Problem to work on.
Transcribe each record below word for word.

Records from a data source:
____

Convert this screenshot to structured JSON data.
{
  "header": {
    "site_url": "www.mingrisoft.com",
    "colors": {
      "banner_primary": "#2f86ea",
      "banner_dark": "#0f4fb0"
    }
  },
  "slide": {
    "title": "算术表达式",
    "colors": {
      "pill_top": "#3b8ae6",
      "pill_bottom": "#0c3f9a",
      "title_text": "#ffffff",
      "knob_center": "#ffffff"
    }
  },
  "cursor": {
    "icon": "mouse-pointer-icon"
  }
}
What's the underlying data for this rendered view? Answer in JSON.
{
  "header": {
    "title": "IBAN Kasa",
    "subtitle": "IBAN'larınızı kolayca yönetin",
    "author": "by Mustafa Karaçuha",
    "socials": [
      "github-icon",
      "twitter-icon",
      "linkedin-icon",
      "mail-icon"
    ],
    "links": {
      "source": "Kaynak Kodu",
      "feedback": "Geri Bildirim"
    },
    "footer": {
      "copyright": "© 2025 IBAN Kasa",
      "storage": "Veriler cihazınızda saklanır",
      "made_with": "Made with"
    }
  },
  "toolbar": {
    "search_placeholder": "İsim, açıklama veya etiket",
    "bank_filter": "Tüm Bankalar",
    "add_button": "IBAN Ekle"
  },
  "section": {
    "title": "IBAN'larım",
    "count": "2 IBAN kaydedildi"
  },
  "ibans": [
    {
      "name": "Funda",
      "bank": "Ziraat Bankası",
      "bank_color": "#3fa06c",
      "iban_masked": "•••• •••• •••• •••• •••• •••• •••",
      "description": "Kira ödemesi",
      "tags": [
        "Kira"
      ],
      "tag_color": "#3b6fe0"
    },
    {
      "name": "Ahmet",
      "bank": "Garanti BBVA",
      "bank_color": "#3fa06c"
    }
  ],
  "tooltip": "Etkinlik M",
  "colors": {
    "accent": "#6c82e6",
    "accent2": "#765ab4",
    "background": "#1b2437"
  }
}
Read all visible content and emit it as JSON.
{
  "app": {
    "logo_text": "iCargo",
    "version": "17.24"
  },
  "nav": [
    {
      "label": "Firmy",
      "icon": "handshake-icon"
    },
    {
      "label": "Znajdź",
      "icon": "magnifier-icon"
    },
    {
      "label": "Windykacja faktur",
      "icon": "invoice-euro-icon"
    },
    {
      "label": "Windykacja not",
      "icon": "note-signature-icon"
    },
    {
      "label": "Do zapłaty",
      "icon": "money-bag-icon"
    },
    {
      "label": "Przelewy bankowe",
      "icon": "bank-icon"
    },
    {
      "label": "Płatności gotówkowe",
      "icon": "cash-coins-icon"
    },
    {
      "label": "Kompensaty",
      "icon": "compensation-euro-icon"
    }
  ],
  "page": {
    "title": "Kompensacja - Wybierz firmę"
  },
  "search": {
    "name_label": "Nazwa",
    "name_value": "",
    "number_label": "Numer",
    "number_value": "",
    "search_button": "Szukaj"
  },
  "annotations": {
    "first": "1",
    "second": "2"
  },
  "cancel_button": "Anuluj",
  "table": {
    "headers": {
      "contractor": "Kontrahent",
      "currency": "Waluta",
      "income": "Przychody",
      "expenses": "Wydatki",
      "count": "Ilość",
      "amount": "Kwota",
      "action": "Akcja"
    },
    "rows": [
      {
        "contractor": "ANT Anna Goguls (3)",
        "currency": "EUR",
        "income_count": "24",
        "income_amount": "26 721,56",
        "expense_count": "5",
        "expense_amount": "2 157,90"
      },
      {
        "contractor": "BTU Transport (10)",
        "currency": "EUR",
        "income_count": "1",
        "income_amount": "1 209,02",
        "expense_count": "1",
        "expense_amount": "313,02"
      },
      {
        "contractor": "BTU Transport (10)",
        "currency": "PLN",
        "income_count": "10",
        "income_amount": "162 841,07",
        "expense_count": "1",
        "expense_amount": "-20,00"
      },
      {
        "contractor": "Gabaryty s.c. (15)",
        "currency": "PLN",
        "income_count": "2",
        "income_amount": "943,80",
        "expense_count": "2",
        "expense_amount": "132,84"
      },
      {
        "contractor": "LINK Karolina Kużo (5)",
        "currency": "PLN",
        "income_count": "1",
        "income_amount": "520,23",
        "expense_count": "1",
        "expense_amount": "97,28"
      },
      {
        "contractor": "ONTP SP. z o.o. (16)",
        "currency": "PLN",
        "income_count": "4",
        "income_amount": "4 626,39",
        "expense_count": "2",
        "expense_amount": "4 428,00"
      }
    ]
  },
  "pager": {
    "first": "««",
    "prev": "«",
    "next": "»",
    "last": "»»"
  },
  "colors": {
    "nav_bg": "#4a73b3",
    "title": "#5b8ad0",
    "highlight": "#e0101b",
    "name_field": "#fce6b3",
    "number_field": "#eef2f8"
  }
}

____

Written reply.
Convert this screenshot to structured JSON data.
{
  "header": {
    "site_url": "www.mingrisoft.com",
    "colors": {
      "banner_primary": "#2f86ea",
      "banner_dark": "#0f4fb0"
    }
  },
  "slide": {
    "title": "算术表达式",
    "colors": {
      "pill_top": "#3b8ae6",
      "pill_bottom": "#0c3f9a",
      "title_text": "#ffffff",
      "knob_center": "#ffffff"
    }
  },
  "cursor": {
    "icon": "mouse-pointer-icon"
  }
}
What's the underlying data for this rendered view? Answer in JSON.
{
  "header": {
    "title": "IBAN Kasa",
    "subtitle": "IBAN'larınızı kolayca yönetin",
    "author": "by Mustafa Karaçuha",
    "socials": [
      "github-icon",
      "twitter-icon",
      "linkedin-icon",
      "mail-icon"
    ],
    "links": {
      "source": "Kaynak Kodu",
      "feedback": "Geri Bildirim"
    },
    "footer": {
      "copyright": "© 2025 IBAN Kasa",
      "storage": "Veriler cihazınızda saklanır",
      "made_with": "Made with"
    }
  },
  "toolbar": {
    "search_placeholder": "İsim, açıklama veya etiket",
    "bank_filter": "Tüm Bankalar",
    "add_button": "IBAN Ekle"
  },
  "section": {
    "title": "IBAN'larım",
    "count": "2 IBAN kaydedildi"
  },
  "ibans": [
    {
      "name": "Funda",
      "bank": "Ziraat Bankası",
      "bank_color": "#3fa06c",
      "iban_masked": "•••• •••• •••• •••• •••• •••• •••",
      "description": "Kira ödemesi",
      "tags": [
        "Kira"
      ],
      "tag_color": "#3b6fe0"
    },
    {
      "name": "Ahmet",
      "bank": "Garanti BBVA",
      "bank_color": "#3fa06c"
    }
  ],
  "tooltip": "Etkinlik M",
  "colors": {
    "accent": "#6c82e6",
    "accent2": "#765ab4",
    "background": "#1b2437"
  }
}
Read all visible content and emit it as JSON.
{
  "app": {
    "logo_text": "iCargo",
    "version": "17.24"
  },
  "nav": [
    {
      "label": "Firmy",
      "icon": "handshake-icon"
    },
    {
      "label": "Znajdź",
      "icon": "magnifier-icon"
    },
    {
      "label": "Windykacja faktur",
      "icon": "invoice-euro-icon"
    },
    {
      "label": "Windykacja not",
      "icon": "note-signature-icon"
    },
    {
      "label": "Do zapłaty",
      "icon": "money-bag-icon"
    },
    {
      "label": "Przelewy bankowe",
      "icon": "bank-icon"
    },
    {
      "label": "Płatności gotówkowe",
      "icon": "cash-coins-icon"
    },
    {
      "label": "Kompensaty",
      "icon": "compensation-euro-icon"
    }
  ],
  "page": {
    "title": "Kompensacja - Wybierz firmę"
  },
  "search": {
    "name_label": "Nazwa",
    "name_value": "",
    "number_label": "Numer",
    "number_value": "",
    "search_button": "Szukaj"
  },
  "annotations": {
    "first": "1",
    "second": "2"
  },
  "cancel_button": "Anuluj",
  "table": {
    "headers": {
      "contractor": "Kontrahent",
      "currency": "Waluta",
      "income": "Przychody",
      "expenses": "Wydatki",
      "count": "Ilość",
      "amount": "Kwota",
      "action": "Akcja"
    },
    "rows": [
      {
        "contractor": "ANT Anna Goguls (3)",
        "currency": "EUR",
        "income_count": "24",
        "income_amount": "26 721,56",
        "expense_count": "5",
        "expense_amount": "2 157,90"
      },
      {
        "contractor": "BTU Transport (10)",
        "currency": "EUR",
        "income_count": "1",
        "income_amount": "1 209,02",
        "expense_count": "1",
        "expense_amount": "313,02"
      },
      {
        "contractor": "BTU Transport (10)",
        "currency": "PLN",
        "income_count": "10",
        "income_amount": "162 841,07",
        "expense_count": "1",
        "expense_amount": "-20,00"
      },
      {
        "contractor": "Gabaryty s.c. (15)",
        "currency": "PLN",
        "income_count": "2",
        "income_amount": "943,80",
        "expense_count": "2",
        "expense_amount": "132,84"
      },
      {
        "contractor": "LINK Karolina Kużo (5)",
        "currency": "PLN",
        "income_count": "1",
        "income_amount": "520,23",
        "expense_count": "1",
        "expense_amount": "97,28"
      },
      {
        "contractor": "ONTP SP. z o.o. (16)",
        "currency": "PLN",
        "income_count": "4",
        "income_amount": "4 626,39",
        "expense_count": "2",
        "expense_amount": "4 428,00"
      }
    ]
  },
  "pager": {
    "first": "««",
    "prev": "«",
    "next": "»",
    "last": "»»"
  },
  "colors": {
    "nav_bg": "#4a73b3",
    "title": "#5b8ad0",
    "highlight": "#e0101b",
    "name_field": "#fce6b3",
    "number_field": "#eef2f8"
  }
}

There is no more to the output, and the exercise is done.